● RECORDS FOR THIS TASK
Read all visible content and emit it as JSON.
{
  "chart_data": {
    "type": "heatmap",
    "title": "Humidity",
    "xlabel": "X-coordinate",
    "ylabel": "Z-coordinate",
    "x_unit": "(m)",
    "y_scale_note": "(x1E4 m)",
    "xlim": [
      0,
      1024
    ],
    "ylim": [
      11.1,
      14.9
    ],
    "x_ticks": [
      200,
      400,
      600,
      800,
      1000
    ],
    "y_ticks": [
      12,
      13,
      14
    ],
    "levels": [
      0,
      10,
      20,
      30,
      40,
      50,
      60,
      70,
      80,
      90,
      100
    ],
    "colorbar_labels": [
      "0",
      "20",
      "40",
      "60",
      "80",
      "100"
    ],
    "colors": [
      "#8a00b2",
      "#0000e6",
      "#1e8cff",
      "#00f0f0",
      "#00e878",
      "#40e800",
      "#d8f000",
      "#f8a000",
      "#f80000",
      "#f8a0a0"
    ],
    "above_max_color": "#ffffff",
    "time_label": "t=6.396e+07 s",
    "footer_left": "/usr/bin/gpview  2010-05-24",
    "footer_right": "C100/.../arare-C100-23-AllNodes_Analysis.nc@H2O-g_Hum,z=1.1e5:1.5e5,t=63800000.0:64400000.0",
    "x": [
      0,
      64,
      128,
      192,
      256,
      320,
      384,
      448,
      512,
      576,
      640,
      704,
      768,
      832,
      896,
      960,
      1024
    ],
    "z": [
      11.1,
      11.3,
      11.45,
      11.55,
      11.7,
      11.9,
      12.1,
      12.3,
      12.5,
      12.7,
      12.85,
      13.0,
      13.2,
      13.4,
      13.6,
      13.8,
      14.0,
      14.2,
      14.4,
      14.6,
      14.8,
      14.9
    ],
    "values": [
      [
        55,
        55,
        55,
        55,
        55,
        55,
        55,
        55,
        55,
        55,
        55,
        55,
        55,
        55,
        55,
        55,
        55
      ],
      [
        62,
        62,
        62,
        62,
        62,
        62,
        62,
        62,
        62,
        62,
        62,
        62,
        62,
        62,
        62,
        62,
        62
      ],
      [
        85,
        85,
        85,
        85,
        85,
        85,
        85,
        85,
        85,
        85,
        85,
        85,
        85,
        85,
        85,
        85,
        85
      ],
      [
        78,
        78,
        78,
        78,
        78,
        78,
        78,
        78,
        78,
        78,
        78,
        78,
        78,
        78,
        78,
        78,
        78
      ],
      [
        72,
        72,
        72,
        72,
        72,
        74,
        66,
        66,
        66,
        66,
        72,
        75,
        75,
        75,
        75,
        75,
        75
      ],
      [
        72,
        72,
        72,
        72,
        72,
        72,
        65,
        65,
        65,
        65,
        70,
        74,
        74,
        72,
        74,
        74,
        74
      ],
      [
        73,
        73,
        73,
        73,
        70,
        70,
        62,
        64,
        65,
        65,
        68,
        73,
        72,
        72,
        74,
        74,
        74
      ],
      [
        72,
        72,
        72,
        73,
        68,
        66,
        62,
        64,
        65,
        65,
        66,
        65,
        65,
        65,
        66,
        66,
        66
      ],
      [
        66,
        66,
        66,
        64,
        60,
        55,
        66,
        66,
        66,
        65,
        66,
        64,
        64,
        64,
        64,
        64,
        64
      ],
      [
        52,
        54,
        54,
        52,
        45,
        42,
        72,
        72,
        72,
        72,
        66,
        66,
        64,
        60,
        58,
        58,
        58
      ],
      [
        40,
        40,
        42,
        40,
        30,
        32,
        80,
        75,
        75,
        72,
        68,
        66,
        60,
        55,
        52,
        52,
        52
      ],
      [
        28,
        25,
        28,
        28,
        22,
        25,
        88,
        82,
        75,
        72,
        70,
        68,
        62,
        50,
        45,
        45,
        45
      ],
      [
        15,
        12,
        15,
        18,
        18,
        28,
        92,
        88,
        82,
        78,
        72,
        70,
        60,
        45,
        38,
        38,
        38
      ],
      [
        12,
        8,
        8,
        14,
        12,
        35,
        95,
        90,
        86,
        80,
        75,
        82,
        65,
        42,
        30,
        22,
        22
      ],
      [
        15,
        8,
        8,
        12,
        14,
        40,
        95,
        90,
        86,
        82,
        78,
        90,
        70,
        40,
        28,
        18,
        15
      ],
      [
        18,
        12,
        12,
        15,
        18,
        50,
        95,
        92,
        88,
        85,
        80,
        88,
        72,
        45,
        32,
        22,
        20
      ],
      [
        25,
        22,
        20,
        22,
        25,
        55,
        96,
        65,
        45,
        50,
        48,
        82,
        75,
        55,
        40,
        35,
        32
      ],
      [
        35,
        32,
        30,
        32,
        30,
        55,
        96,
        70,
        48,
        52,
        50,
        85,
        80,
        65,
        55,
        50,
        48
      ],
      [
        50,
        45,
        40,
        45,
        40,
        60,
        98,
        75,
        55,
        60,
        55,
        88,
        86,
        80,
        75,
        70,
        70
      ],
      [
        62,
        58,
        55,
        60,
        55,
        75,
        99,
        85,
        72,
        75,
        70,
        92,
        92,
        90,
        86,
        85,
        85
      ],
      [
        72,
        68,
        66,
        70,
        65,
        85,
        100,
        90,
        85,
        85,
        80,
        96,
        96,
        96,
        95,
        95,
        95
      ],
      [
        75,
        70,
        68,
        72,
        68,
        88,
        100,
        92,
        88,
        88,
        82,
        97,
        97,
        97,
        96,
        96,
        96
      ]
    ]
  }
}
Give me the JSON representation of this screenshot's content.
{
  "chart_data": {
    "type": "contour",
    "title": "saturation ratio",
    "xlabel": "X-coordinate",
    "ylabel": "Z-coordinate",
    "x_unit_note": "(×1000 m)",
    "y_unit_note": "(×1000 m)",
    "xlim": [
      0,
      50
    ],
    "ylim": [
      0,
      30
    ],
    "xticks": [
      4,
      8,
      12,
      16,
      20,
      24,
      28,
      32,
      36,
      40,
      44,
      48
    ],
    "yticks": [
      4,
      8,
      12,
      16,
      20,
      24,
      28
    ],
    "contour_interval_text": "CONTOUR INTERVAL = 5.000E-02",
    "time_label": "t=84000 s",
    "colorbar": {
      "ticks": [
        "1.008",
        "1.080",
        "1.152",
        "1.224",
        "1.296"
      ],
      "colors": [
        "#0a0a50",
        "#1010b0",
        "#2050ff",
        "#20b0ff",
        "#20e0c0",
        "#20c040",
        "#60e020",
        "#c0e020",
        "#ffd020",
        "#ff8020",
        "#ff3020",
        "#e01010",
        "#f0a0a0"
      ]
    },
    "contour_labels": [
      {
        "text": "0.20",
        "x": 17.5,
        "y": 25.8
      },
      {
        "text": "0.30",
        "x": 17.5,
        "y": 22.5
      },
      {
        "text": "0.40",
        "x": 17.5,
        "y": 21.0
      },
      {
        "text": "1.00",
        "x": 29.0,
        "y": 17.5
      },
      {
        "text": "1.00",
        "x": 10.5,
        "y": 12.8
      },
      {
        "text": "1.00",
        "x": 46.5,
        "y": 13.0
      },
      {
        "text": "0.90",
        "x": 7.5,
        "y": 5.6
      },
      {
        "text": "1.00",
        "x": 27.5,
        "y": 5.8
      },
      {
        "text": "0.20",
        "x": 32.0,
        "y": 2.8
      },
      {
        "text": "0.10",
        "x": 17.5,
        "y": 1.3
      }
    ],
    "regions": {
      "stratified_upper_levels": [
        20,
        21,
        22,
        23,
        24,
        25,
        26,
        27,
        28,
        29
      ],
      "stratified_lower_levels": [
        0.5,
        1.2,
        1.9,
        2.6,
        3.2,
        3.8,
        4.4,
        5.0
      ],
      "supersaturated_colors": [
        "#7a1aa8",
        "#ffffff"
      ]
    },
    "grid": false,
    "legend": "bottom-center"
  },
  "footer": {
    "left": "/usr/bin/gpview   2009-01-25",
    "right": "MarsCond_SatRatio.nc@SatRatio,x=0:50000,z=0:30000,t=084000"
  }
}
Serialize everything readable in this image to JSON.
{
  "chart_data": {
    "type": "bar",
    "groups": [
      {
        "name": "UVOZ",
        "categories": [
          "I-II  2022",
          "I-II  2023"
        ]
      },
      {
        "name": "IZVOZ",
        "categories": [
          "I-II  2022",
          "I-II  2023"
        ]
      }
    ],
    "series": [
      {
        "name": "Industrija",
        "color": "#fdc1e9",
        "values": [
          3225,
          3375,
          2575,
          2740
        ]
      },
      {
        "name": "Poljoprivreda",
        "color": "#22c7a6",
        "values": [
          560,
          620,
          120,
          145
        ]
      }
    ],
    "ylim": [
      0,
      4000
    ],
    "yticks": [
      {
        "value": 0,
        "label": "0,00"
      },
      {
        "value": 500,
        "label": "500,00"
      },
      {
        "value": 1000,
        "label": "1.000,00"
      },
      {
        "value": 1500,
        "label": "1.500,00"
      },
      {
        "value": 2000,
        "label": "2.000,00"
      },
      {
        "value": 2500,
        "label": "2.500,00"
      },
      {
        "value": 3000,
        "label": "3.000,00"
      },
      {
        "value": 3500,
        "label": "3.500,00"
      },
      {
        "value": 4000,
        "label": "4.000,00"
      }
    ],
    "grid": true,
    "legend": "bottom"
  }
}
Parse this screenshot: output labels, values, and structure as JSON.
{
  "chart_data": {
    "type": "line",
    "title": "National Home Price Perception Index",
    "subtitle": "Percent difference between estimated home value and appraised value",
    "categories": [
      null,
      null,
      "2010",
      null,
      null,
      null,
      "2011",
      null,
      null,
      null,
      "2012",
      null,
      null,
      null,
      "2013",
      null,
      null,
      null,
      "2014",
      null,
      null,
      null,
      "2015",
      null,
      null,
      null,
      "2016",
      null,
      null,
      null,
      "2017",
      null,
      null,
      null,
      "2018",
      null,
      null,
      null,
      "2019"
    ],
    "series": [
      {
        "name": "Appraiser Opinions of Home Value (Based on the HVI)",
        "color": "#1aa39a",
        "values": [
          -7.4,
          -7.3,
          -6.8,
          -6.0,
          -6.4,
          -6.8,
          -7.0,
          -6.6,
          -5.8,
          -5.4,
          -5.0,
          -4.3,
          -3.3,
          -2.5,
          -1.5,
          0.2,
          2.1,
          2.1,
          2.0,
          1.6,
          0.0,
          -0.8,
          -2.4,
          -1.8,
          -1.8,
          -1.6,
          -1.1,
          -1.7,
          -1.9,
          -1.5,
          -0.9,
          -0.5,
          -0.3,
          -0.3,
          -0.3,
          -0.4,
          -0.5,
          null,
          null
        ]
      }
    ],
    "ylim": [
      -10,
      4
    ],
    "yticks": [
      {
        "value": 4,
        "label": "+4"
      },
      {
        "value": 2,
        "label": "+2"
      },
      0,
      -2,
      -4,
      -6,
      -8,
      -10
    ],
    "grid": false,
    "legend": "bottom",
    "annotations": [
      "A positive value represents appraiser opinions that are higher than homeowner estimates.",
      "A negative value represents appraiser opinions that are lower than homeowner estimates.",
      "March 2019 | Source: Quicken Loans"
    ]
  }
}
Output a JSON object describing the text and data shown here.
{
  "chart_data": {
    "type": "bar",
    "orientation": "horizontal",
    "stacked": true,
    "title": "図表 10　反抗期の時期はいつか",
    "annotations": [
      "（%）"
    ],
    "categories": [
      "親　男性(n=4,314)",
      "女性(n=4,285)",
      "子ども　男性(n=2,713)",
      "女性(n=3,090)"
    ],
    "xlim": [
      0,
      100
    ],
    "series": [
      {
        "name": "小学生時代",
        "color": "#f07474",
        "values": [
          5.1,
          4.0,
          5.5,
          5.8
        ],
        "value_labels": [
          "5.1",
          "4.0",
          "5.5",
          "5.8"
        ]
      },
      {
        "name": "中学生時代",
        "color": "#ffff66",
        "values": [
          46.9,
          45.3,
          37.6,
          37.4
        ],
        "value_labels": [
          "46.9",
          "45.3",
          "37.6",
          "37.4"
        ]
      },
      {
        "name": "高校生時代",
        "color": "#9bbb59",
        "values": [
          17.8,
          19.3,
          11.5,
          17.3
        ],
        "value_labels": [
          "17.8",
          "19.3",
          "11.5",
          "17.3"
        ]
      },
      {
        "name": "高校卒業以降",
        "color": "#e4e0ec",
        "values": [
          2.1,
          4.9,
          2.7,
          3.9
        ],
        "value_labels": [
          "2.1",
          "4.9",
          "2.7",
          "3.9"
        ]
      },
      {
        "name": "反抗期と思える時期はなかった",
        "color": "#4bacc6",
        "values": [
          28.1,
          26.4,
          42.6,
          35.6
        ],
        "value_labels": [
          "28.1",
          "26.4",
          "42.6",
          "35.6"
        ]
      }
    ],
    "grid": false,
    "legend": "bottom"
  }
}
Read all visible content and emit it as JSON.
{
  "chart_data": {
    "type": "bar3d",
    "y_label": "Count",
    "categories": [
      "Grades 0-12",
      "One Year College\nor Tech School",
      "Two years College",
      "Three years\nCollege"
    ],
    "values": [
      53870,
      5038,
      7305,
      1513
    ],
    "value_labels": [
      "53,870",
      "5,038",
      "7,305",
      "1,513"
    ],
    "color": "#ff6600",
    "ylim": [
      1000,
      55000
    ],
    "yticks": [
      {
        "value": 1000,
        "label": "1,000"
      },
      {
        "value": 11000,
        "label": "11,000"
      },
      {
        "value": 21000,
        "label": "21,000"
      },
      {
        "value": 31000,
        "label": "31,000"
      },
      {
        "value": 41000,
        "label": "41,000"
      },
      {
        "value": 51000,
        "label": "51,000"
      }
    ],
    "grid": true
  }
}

● TASK DESCRIPTION
Look through the material and copy each line that has "screenshot".

● TASK RESULT
Give me the JSON representation of this screenshot's content.
Parse this screenshot: output labels, values, and structure as JSON.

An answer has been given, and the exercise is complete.